--- start of PROVIDED RECORDS ---
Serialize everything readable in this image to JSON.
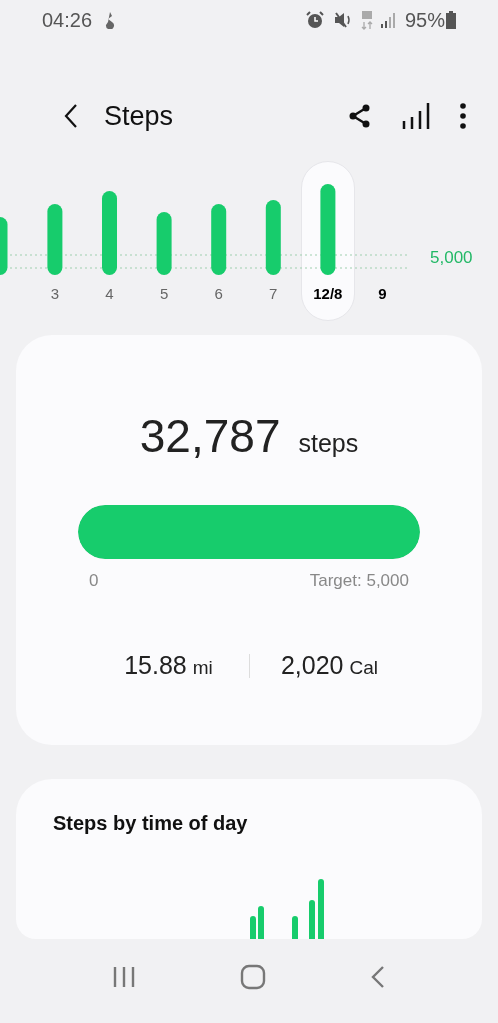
{
  "status_bar": {
    "time": "04:26",
    "battery": "95%"
  },
  "header": {
    "title": "Steps"
  },
  "day_strip": {
    "target_label": "5,000",
    "days": [
      {
        "label": "3",
        "selected": false,
        "emphasized": false
      },
      {
        "label": "4",
        "selected": false,
        "emphasized": false
      },
      {
        "label": "5",
        "selected": false,
        "emphasized": false
      },
      {
        "label": "6",
        "selected": false,
        "emphasized": false
      },
      {
        "label": "7",
        "selected": false,
        "emphasized": false
      },
      {
        "label": "12/8",
        "selected": true,
        "emphasized": true
      },
      {
        "label": "9",
        "selected": false,
        "emphasized": true
      }
    ]
  },
  "summary": {
    "count": "32,787",
    "unit": "steps",
    "progress": {
      "level": 1.0,
      "start": "0",
      "target": "Target: 5,000"
    },
    "stats": [
      {
        "value": "15.88",
        "unit": "mi"
      },
      {
        "value": "2,020",
        "unit": "Cal"
      }
    ]
  },
  "time_of_day": {
    "title": "Steps by time of day"
  }
}
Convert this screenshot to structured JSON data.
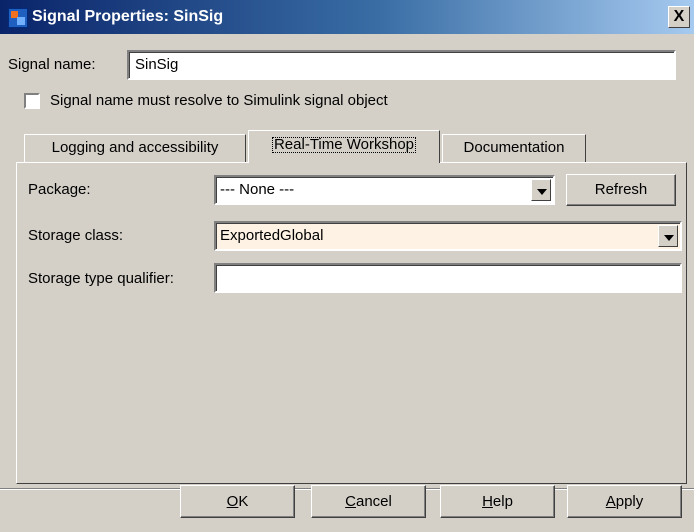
{
  "window": {
    "title": "Signal Properties: SinSig",
    "close_glyph": "X"
  },
  "signal_name": {
    "label": "Signal name:",
    "value": "SinSig"
  },
  "resolve_checkbox": {
    "label": "Signal name must resolve to Simulink signal object",
    "checked": false
  },
  "tabs": [
    {
      "label": "Logging and accessibility"
    },
    {
      "label": "Real-Time Workshop"
    },
    {
      "label": "Documentation"
    }
  ],
  "rtw": {
    "package_label": "Package:",
    "package_value": "--- None ---",
    "refresh_label": "Refresh",
    "storage_class_label": "Storage class:",
    "storage_class_value": "ExportedGlobal",
    "storage_type_qualifier_label": "Storage type qualifier:",
    "storage_type_qualifier_value": ""
  },
  "buttons": {
    "ok": {
      "mnemonic": "O",
      "rest": "K"
    },
    "cancel": {
      "mnemonic": "C",
      "rest": "ancel"
    },
    "help": {
      "mnemonic": "H",
      "rest": "elp"
    },
    "apply": {
      "mnemonic": "A",
      "rest": "pply"
    }
  },
  "colors": {
    "window_bg": "#d4d0c8",
    "highlighted_field_bg": "#fdf2e3",
    "titlebar_left": "#0a246a"
  }
}
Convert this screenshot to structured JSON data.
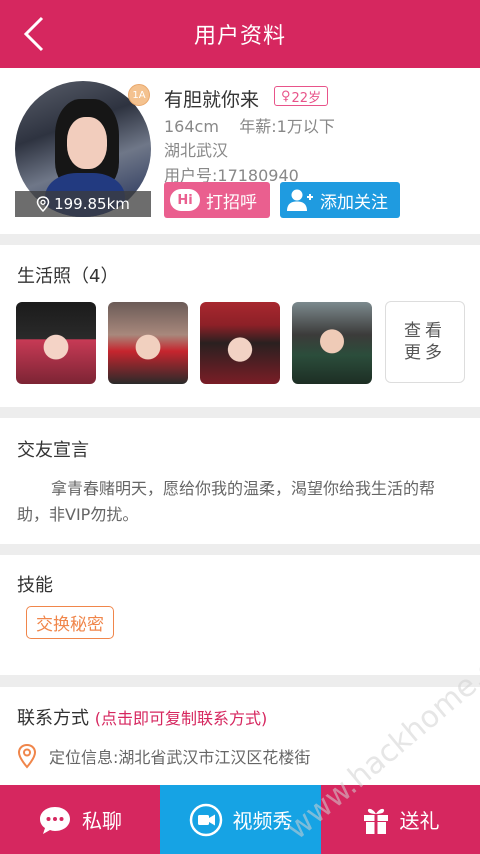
--- end of PROVIDED RECORDS ---
## WHAT THIS TASK INVOLVES
Identify and list each line with the word "mnemonic".

## ANSWER FOR THIS EXERCISE
      "mnemonic": "O",
      "mnemonic": "C",
      "mnemonic": "H",
      "mnemonic": "A",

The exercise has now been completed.